SUPPLIED INFORMATION »
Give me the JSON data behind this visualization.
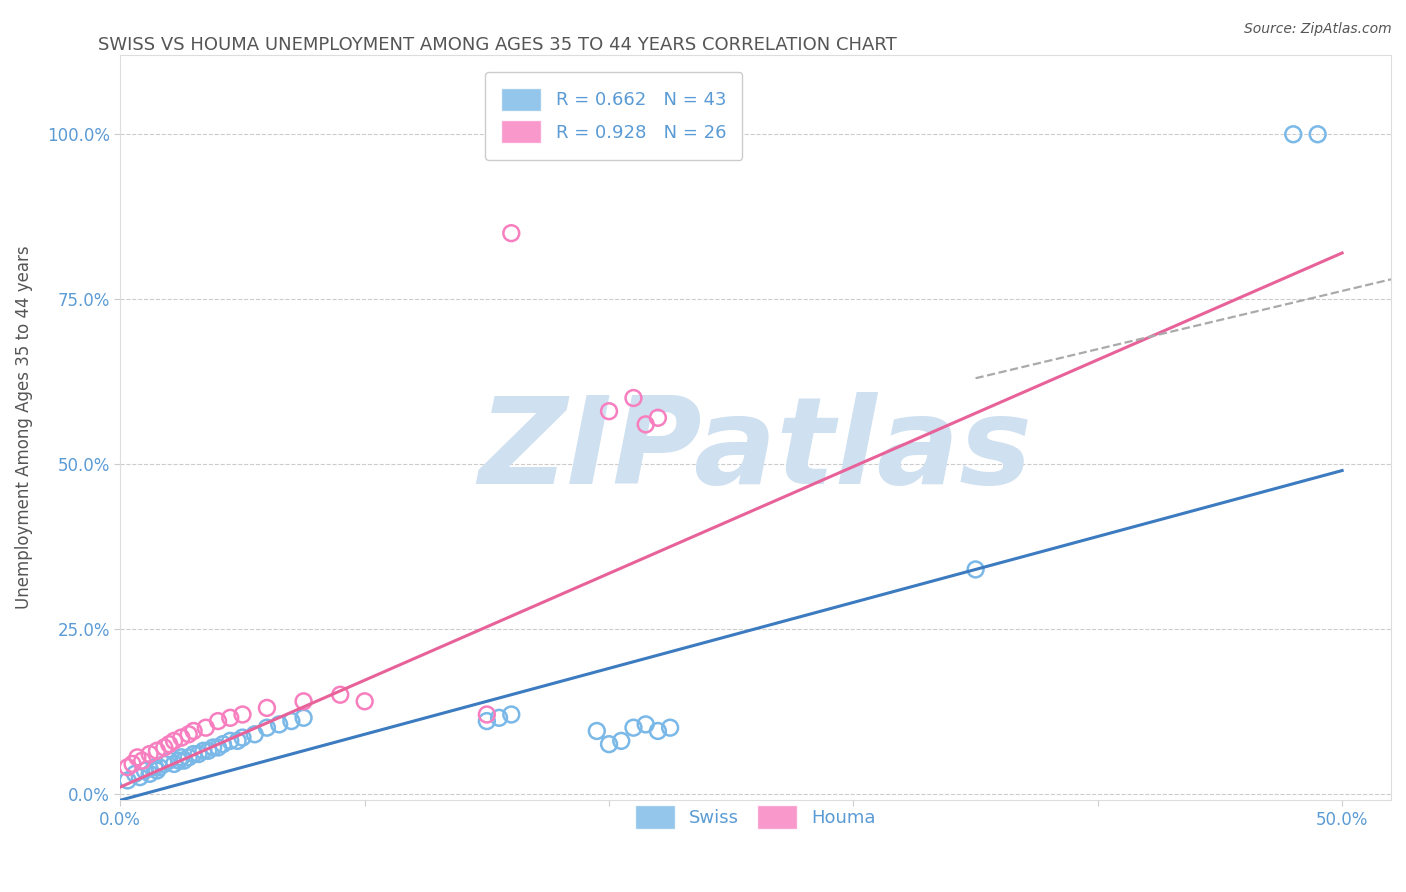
{
  "title": "SWISS VS HOUMA UNEMPLOYMENT AMONG AGES 35 TO 44 YEARS CORRELATION CHART",
  "source": "Source: ZipAtlas.com",
  "ylabel": "Unemployment Among Ages 35 to 44 years",
  "xlim": [
    0.0,
    0.52
  ],
  "ylim": [
    -0.01,
    1.12
  ],
  "xtick_vals": [
    0.0,
    0.1,
    0.2,
    0.3,
    0.4,
    0.5
  ],
  "xtick_labels": [
    "0.0%",
    "",
    "",
    "",
    "",
    "50.0%"
  ],
  "ytick_vals": [
    0.0,
    0.25,
    0.5,
    0.75,
    1.0
  ],
  "ytick_labels": [
    "0.0%",
    "25.0%",
    "50.0%",
    "75.0%",
    "100.0%"
  ],
  "swiss_color": "#7ab8e8",
  "houma_color": "#f77fbf",
  "swiss_line_color": "#3c7bbf",
  "houma_line_color": "#e8629a",
  "swiss_R": 0.662,
  "swiss_N": 43,
  "houma_R": 0.928,
  "houma_N": 26,
  "watermark": "ZIPatlas",
  "watermark_color": "#cfe0f0",
  "swiss_points_x": [
    0.003,
    0.006,
    0.008,
    0.01,
    0.012,
    0.014,
    0.015,
    0.016,
    0.018,
    0.02,
    0.022,
    0.024,
    0.025,
    0.026,
    0.028,
    0.03,
    0.032,
    0.034,
    0.036,
    0.038,
    0.04,
    0.042,
    0.045,
    0.048,
    0.05,
    0.055,
    0.06,
    0.065,
    0.07,
    0.075,
    0.15,
    0.155,
    0.16,
    0.195,
    0.2,
    0.205,
    0.21,
    0.215,
    0.22,
    0.225,
    0.35,
    0.48,
    0.49
  ],
  "swiss_points_y": [
    0.02,
    0.03,
    0.025,
    0.035,
    0.03,
    0.04,
    0.035,
    0.04,
    0.045,
    0.05,
    0.045,
    0.05,
    0.055,
    0.05,
    0.055,
    0.06,
    0.06,
    0.065,
    0.065,
    0.07,
    0.07,
    0.075,
    0.08,
    0.08,
    0.085,
    0.09,
    0.1,
    0.105,
    0.11,
    0.115,
    0.11,
    0.115,
    0.12,
    0.095,
    0.075,
    0.08,
    0.1,
    0.105,
    0.095,
    0.1,
    0.34,
    1.0,
    1.0
  ],
  "houma_points_x": [
    0.003,
    0.005,
    0.007,
    0.009,
    0.012,
    0.015,
    0.018,
    0.02,
    0.022,
    0.025,
    0.028,
    0.03,
    0.035,
    0.04,
    0.045,
    0.05,
    0.06,
    0.075,
    0.09,
    0.1,
    0.15,
    0.16,
    0.2,
    0.21,
    0.215,
    0.22
  ],
  "houma_points_y": [
    0.04,
    0.045,
    0.055,
    0.05,
    0.06,
    0.065,
    0.07,
    0.075,
    0.08,
    0.085,
    0.09,
    0.095,
    0.1,
    0.11,
    0.115,
    0.12,
    0.13,
    0.14,
    0.15,
    0.14,
    0.12,
    0.85,
    0.58,
    0.6,
    0.56,
    0.57
  ],
  "swiss_line_x0": 0.0,
  "swiss_line_x1": 0.5,
  "swiss_line_y0": -0.01,
  "swiss_line_y1": 0.49,
  "houma_line_x0": 0.0,
  "houma_line_x1": 0.5,
  "houma_line_y0": 0.01,
  "houma_line_y1": 0.82,
  "dashed_line_x0": 0.35,
  "dashed_line_x1": 0.52,
  "dashed_line_y0": 0.63,
  "dashed_line_y1": 0.78,
  "grid_color": "#cccccc",
  "axis_label_color": "#5b9bd5",
  "title_color": "#555555",
  "bg_color": "#ffffff"
}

WORK REQUIRED »
Return all of the data exactly as written, and drop the pictures.

ANSWER IN FULL »
Give me the JSON data behind this visualization.
{
  "title": "SWISS VS HOUMA UNEMPLOYMENT AMONG AGES 35 TO 44 YEARS CORRELATION CHART",
  "source": "Source: ZipAtlas.com",
  "ylabel": "Unemployment Among Ages 35 to 44 years",
  "xlim": [
    0.0,
    0.52
  ],
  "ylim": [
    -0.01,
    1.12
  ],
  "xtick_vals": [
    0.0,
    0.1,
    0.2,
    0.3,
    0.4,
    0.5
  ],
  "xtick_labels": [
    "0.0%",
    "",
    "",
    "",
    "",
    "50.0%"
  ],
  "ytick_vals": [
    0.0,
    0.25,
    0.5,
    0.75,
    1.0
  ],
  "ytick_labels": [
    "0.0%",
    "25.0%",
    "50.0%",
    "75.0%",
    "100.0%"
  ],
  "swiss_color": "#7ab8e8",
  "houma_color": "#f77fbf",
  "swiss_line_color": "#3c7bbf",
  "houma_line_color": "#e8629a",
  "swiss_R": 0.662,
  "swiss_N": 43,
  "houma_R": 0.928,
  "houma_N": 26,
  "watermark": "ZIPatlas",
  "watermark_color": "#cfe0f0",
  "swiss_points_x": [
    0.003,
    0.006,
    0.008,
    0.01,
    0.012,
    0.014,
    0.015,
    0.016,
    0.018,
    0.02,
    0.022,
    0.024,
    0.025,
    0.026,
    0.028,
    0.03,
    0.032,
    0.034,
    0.036,
    0.038,
    0.04,
    0.042,
    0.045,
    0.048,
    0.05,
    0.055,
    0.06,
    0.065,
    0.07,
    0.075,
    0.15,
    0.155,
    0.16,
    0.195,
    0.2,
    0.205,
    0.21,
    0.215,
    0.22,
    0.225,
    0.35,
    0.48,
    0.49
  ],
  "swiss_points_y": [
    0.02,
    0.03,
    0.025,
    0.035,
    0.03,
    0.04,
    0.035,
    0.04,
    0.045,
    0.05,
    0.045,
    0.05,
    0.055,
    0.05,
    0.055,
    0.06,
    0.06,
    0.065,
    0.065,
    0.07,
    0.07,
    0.075,
    0.08,
    0.08,
    0.085,
    0.09,
    0.1,
    0.105,
    0.11,
    0.115,
    0.11,
    0.115,
    0.12,
    0.095,
    0.075,
    0.08,
    0.1,
    0.105,
    0.095,
    0.1,
    0.34,
    1.0,
    1.0
  ],
  "houma_points_x": [
    0.003,
    0.005,
    0.007,
    0.009,
    0.012,
    0.015,
    0.018,
    0.02,
    0.022,
    0.025,
    0.028,
    0.03,
    0.035,
    0.04,
    0.045,
    0.05,
    0.06,
    0.075,
    0.09,
    0.1,
    0.15,
    0.16,
    0.2,
    0.21,
    0.215,
    0.22
  ],
  "houma_points_y": [
    0.04,
    0.045,
    0.055,
    0.05,
    0.06,
    0.065,
    0.07,
    0.075,
    0.08,
    0.085,
    0.09,
    0.095,
    0.1,
    0.11,
    0.115,
    0.12,
    0.13,
    0.14,
    0.15,
    0.14,
    0.12,
    0.85,
    0.58,
    0.6,
    0.56,
    0.57
  ],
  "swiss_line_x0": 0.0,
  "swiss_line_x1": 0.5,
  "swiss_line_y0": -0.01,
  "swiss_line_y1": 0.49,
  "houma_line_x0": 0.0,
  "houma_line_x1": 0.5,
  "houma_line_y0": 0.01,
  "houma_line_y1": 0.82,
  "dashed_line_x0": 0.35,
  "dashed_line_x1": 0.52,
  "dashed_line_y0": 0.63,
  "dashed_line_y1": 0.78,
  "grid_color": "#cccccc",
  "axis_label_color": "#5b9bd5",
  "title_color": "#555555",
  "bg_color": "#ffffff"
}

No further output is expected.